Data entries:
= = =

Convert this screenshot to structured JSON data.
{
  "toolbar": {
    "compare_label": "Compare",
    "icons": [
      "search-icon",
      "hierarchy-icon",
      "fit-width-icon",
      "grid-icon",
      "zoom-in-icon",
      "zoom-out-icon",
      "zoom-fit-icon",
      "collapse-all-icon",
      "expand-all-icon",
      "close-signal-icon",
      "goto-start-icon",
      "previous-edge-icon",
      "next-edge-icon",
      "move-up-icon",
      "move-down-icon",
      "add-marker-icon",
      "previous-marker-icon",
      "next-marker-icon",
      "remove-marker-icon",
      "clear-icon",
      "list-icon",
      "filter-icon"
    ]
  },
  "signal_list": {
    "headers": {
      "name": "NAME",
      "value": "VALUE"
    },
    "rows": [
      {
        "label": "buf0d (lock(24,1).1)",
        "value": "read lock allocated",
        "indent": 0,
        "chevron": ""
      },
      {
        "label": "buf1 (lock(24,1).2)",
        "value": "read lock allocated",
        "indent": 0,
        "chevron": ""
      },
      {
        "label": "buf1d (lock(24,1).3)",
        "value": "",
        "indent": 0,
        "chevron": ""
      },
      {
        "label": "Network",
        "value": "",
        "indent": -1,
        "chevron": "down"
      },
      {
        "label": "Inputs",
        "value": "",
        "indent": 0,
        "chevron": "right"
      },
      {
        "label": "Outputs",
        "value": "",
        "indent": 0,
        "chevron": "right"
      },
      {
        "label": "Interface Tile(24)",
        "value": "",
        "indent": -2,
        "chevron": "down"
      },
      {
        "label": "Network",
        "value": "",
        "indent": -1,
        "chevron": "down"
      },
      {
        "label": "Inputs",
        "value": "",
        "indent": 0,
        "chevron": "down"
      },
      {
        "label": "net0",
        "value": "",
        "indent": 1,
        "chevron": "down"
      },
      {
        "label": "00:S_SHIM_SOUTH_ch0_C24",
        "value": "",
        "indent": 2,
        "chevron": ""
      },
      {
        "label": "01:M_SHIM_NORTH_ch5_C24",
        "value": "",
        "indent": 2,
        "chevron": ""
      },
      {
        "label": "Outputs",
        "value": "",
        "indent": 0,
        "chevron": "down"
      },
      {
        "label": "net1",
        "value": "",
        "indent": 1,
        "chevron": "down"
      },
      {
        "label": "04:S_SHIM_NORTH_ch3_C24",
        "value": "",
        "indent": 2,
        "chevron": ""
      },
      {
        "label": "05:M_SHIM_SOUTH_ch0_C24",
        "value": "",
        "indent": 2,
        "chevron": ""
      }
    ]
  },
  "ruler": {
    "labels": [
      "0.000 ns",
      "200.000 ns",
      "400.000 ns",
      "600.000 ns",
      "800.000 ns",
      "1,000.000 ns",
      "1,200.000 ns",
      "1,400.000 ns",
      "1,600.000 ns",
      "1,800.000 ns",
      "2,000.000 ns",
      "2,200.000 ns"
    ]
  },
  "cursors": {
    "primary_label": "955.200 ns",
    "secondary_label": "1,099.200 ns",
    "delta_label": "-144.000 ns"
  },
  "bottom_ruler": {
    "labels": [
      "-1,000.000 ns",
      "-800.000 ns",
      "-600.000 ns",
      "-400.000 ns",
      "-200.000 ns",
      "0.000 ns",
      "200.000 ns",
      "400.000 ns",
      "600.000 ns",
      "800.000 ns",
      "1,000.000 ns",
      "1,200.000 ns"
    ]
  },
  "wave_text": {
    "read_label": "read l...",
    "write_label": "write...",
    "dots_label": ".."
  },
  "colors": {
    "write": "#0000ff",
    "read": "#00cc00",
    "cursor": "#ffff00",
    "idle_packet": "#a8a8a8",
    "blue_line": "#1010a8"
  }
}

= = =

BRIEF
Copy every record exactly as presented.

THE ANSWER
Convert this screenshot to structured JSON data.
{
  "toolbar": {
    "compare_label": "Compare",
    "icons": [
      "search-icon",
      "hierarchy-icon",
      "fit-width-icon",
      "grid-icon",
      "zoom-in-icon",
      "zoom-out-icon",
      "zoom-fit-icon",
      "collapse-all-icon",
      "expand-all-icon",
      "close-signal-icon",
      "goto-start-icon",
      "previous-edge-icon",
      "next-edge-icon",
      "move-up-icon",
      "move-down-icon",
      "add-marker-icon",
      "previous-marker-icon",
      "next-marker-icon",
      "remove-marker-icon",
      "clear-icon",
      "list-icon",
      "filter-icon"
    ]
  },
  "signal_list": {
    "headers": {
      "name": "NAME",
      "value": "VALUE"
    },
    "rows": [
      {
        "label": "buf0d (lock(24,1).1)",
        "value": "read lock allocated",
        "indent": 0,
        "chevron": ""
      },
      {
        "label": "buf1 (lock(24,1).2)",
        "value": "read lock allocated",
        "indent": 0,
        "chevron": ""
      },
      {
        "label": "buf1d (lock(24,1).3)",
        "value": "",
        "indent": 0,
        "chevron": ""
      },
      {
        "label": "Network",
        "value": "",
        "indent": -1,
        "chevron": "down"
      },
      {
        "label": "Inputs",
        "value": "",
        "indent": 0,
        "chevron": "right"
      },
      {
        "label": "Outputs",
        "value": "",
        "indent": 0,
        "chevron": "right"
      },
      {
        "label": "Interface Tile(24)",
        "value": "",
        "indent": -2,
        "chevron": "down"
      },
      {
        "label": "Network",
        "value": "",
        "indent": -1,
        "chevron": "down"
      },
      {
        "label": "Inputs",
        "value": "",
        "indent": 0,
        "chevron": "down"
      },
      {
        "label": "net0",
        "value": "",
        "indent": 1,
        "chevron": "down"
      },
      {
        "label": "00:S_SHIM_SOUTH_ch0_C24",
        "value": "",
        "indent": 2,
        "chevron": ""
      },
      {
        "label": "01:M_SHIM_NORTH_ch5_C24",
        "value": "",
        "indent": 2,
        "chevron": ""
      },
      {
        "label": "Outputs",
        "value": "",
        "indent": 0,
        "chevron": "down"
      },
      {
        "label": "net1",
        "value": "",
        "indent": 1,
        "chevron": "down"
      },
      {
        "label": "04:S_SHIM_NORTH_ch3_C24",
        "value": "",
        "indent": 2,
        "chevron": ""
      },
      {
        "label": "05:M_SHIM_SOUTH_ch0_C24",
        "value": "",
        "indent": 2,
        "chevron": ""
      }
    ]
  },
  "ruler": {
    "labels": [
      "0.000 ns",
      "200.000 ns",
      "400.000 ns",
      "600.000 ns",
      "800.000 ns",
      "1,000.000 ns",
      "1,200.000 ns",
      "1,400.000 ns",
      "1,600.000 ns",
      "1,800.000 ns",
      "2,000.000 ns",
      "2,200.000 ns"
    ]
  },
  "cursors": {
    "primary_label": "955.200 ns",
    "secondary_label": "1,099.200 ns",
    "delta_label": "-144.000 ns"
  },
  "bottom_ruler": {
    "labels": [
      "-1,000.000 ns",
      "-800.000 ns",
      "-600.000 ns",
      "-400.000 ns",
      "-200.000 ns",
      "0.000 ns",
      "200.000 ns",
      "400.000 ns",
      "600.000 ns",
      "800.000 ns",
      "1,000.000 ns",
      "1,200.000 ns"
    ]
  },
  "wave_text": {
    "read_label": "read l...",
    "write_label": "write...",
    "dots_label": ".."
  },
  "colors": {
    "write": "#0000ff",
    "read": "#00cc00",
    "cursor": "#ffff00",
    "idle_packet": "#a8a8a8",
    "blue_line": "#1010a8"
  }
}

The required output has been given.